== Material provided ==

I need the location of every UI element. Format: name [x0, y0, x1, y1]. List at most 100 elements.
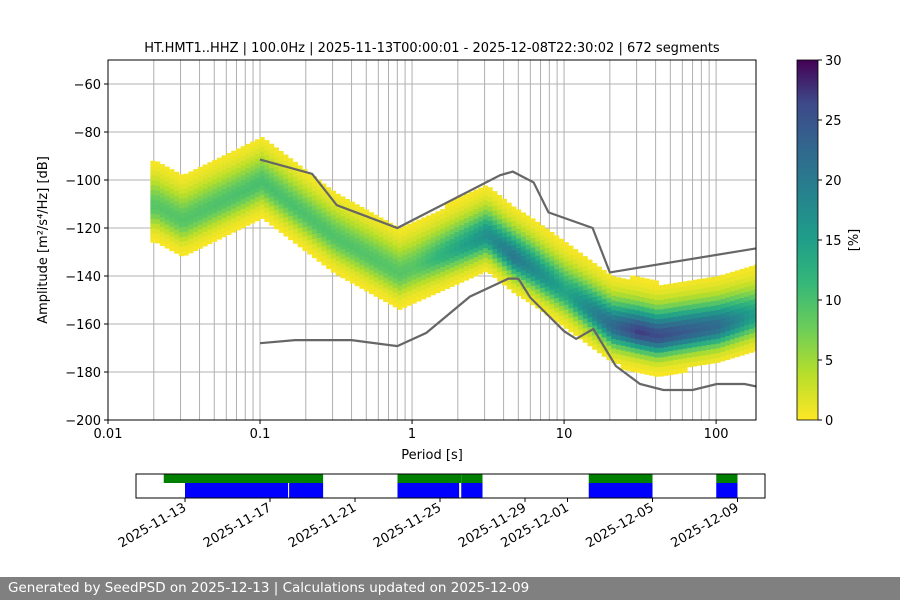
ppsd-cell: [644, 283, 650, 289]
ppsd-cell: [501, 227, 507, 233]
ppsd-cell: [449, 228, 455, 235]
ppsd-cell: [212, 212, 218, 218]
ppsd-cell: [269, 158, 275, 164]
ppsd-cell: [739, 292, 745, 299]
ppsd-cell: [345, 275, 351, 281]
ppsd-cell: [720, 308, 726, 314]
ppsd-cell: [577, 324, 583, 330]
ppsd-cell: [653, 323, 660, 329]
ppsd-cell: [729, 310, 736, 316]
ppsd-cell: [245, 211, 251, 217]
ppsd-cell: [729, 334, 736, 340]
ppsd-cell: [625, 332, 631, 338]
ppsd-cell: [615, 296, 622, 302]
ppsd-cell: [387, 294, 393, 300]
ppsd-cell: [231, 193, 237, 200]
ppsd-cell: [615, 277, 622, 283]
ppsd-cell: [544, 252, 550, 258]
ppsd-cell: [753, 279, 756, 285]
ppsd-cell: [378, 241, 384, 247]
ppsd-cell: [392, 249, 398, 255]
ppsd-cell: [587, 336, 593, 342]
footer-text: Generated by SeedPSD on 2025-12-13 | Cal…: [8, 580, 530, 596]
ppsd-cell: [364, 233, 370, 239]
ppsd-cell: [492, 210, 498, 216]
ppsd-cell: [696, 279, 702, 285]
ppsd-cell: [696, 288, 702, 294]
ppsd-cell: [197, 176, 203, 182]
ppsd-cell: [506, 269, 512, 275]
colorbar-tick-label: 25: [825, 114, 842, 129]
ppsd-cell: [554, 316, 560, 323]
ppsd-cell: [240, 150, 246, 157]
ppsd-cell: [739, 340, 745, 347]
ppsd-cell: [240, 174, 246, 181]
ppsd-cell: [696, 341, 702, 347]
ppsd-cell: [634, 324, 641, 330]
ppsd-cell: [406, 262, 412, 268]
ppsd-cell: [554, 288, 560, 294]
ppsd-cell: [630, 299, 636, 305]
ppsd-cell: [582, 275, 588, 281]
ppsd-cell: [478, 269, 484, 275]
ppsd-cell: [454, 274, 460, 280]
ppsd-cell: [174, 243, 180, 249]
ppsd-cell: [193, 188, 199, 194]
ppsd-cell: [715, 324, 721, 330]
ppsd-cell: [330, 257, 336, 264]
ppsd-cell: [273, 180, 279, 187]
ppsd-cell: [197, 195, 203, 201]
ppsd-cell: [677, 296, 683, 302]
ppsd-cell: [463, 227, 469, 233]
ppsd-cell: [706, 282, 712, 288]
ppsd-cell: [544, 267, 550, 273]
ppsd-cell: [250, 184, 256, 190]
ppsd-cell: [682, 305, 688, 311]
ppsd-cell: [573, 301, 579, 307]
ppsd-cell: [687, 299, 693, 305]
ppsd-cell: [212, 193, 218, 199]
ppsd-cell: [653, 371, 660, 377]
ppsd-cell: [544, 300, 550, 306]
ppsd-cell: [164, 205, 170, 211]
ppsd-cell: [558, 238, 564, 244]
ppsd-cell: [397, 227, 403, 234]
ppsd-cell: [435, 230, 441, 236]
ppsd-cell: [259, 208, 265, 215]
ppsd-cell: [753, 293, 756, 299]
ppsd-cell: [649, 289, 655, 295]
ppsd-cell: [487, 211, 493, 217]
ppsd-cell: [644, 312, 650, 318]
ppsd-cell: [658, 352, 664, 358]
ppsd-cell: [592, 291, 598, 297]
ppsd-cell: [620, 307, 626, 313]
ppsd-cell: [663, 361, 669, 367]
ppsd-cell: [677, 315, 683, 321]
ppsd-cell: [430, 266, 436, 272]
ppsd-cell: [188, 224, 194, 230]
ppsd-cell: [535, 298, 541, 304]
ppsd-cell: [691, 299, 698, 305]
ppsd-cell: [459, 272, 465, 278]
ppsd-cell: [207, 200, 213, 206]
ppsd-cell: [630, 313, 636, 319]
ppsd-cell: [687, 333, 693, 339]
ppsd-cell: [511, 216, 517, 222]
ppsd-cell: [383, 244, 389, 250]
ppsd-cell: [478, 216, 484, 222]
ppsd-cell: [582, 299, 588, 305]
ppsd-cell: [596, 290, 603, 296]
ppsd-cell: [326, 201, 332, 207]
ppsd-cell: [231, 189, 237, 195]
ppsd-cell: [687, 323, 693, 329]
ppsd-cell: [563, 251, 569, 257]
ppsd-cell: [573, 273, 579, 279]
ppsd-cell: [634, 305, 641, 311]
ppsd-cell: [573, 263, 579, 269]
ppsd-cell: [440, 218, 446, 224]
ppsd-cell: [620, 345, 626, 351]
ppsd-cell: [197, 234, 203, 240]
ppsd-cell: [202, 188, 208, 194]
ppsd-cell: [245, 172, 251, 178]
ppsd-cell: [269, 210, 275, 217]
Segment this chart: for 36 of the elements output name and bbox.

===

-- Exercise directions --
Please return, unchanged, the lines of the listing from the line with "ppsd-cell: [644, 283, 650, 289]" to the line with "ppsd-cell: [653, 323, 660, 329]", both included.

-- Answer for the task --
ppsd-cell: [644, 283, 650, 289]
ppsd-cell: [501, 227, 507, 233]
ppsd-cell: [449, 228, 455, 235]
ppsd-cell: [212, 212, 218, 218]
ppsd-cell: [269, 158, 275, 164]
ppsd-cell: [739, 292, 745, 299]
ppsd-cell: [345, 275, 351, 281]
ppsd-cell: [720, 308, 726, 314]
ppsd-cell: [577, 324, 583, 330]
ppsd-cell: [653, 323, 660, 329]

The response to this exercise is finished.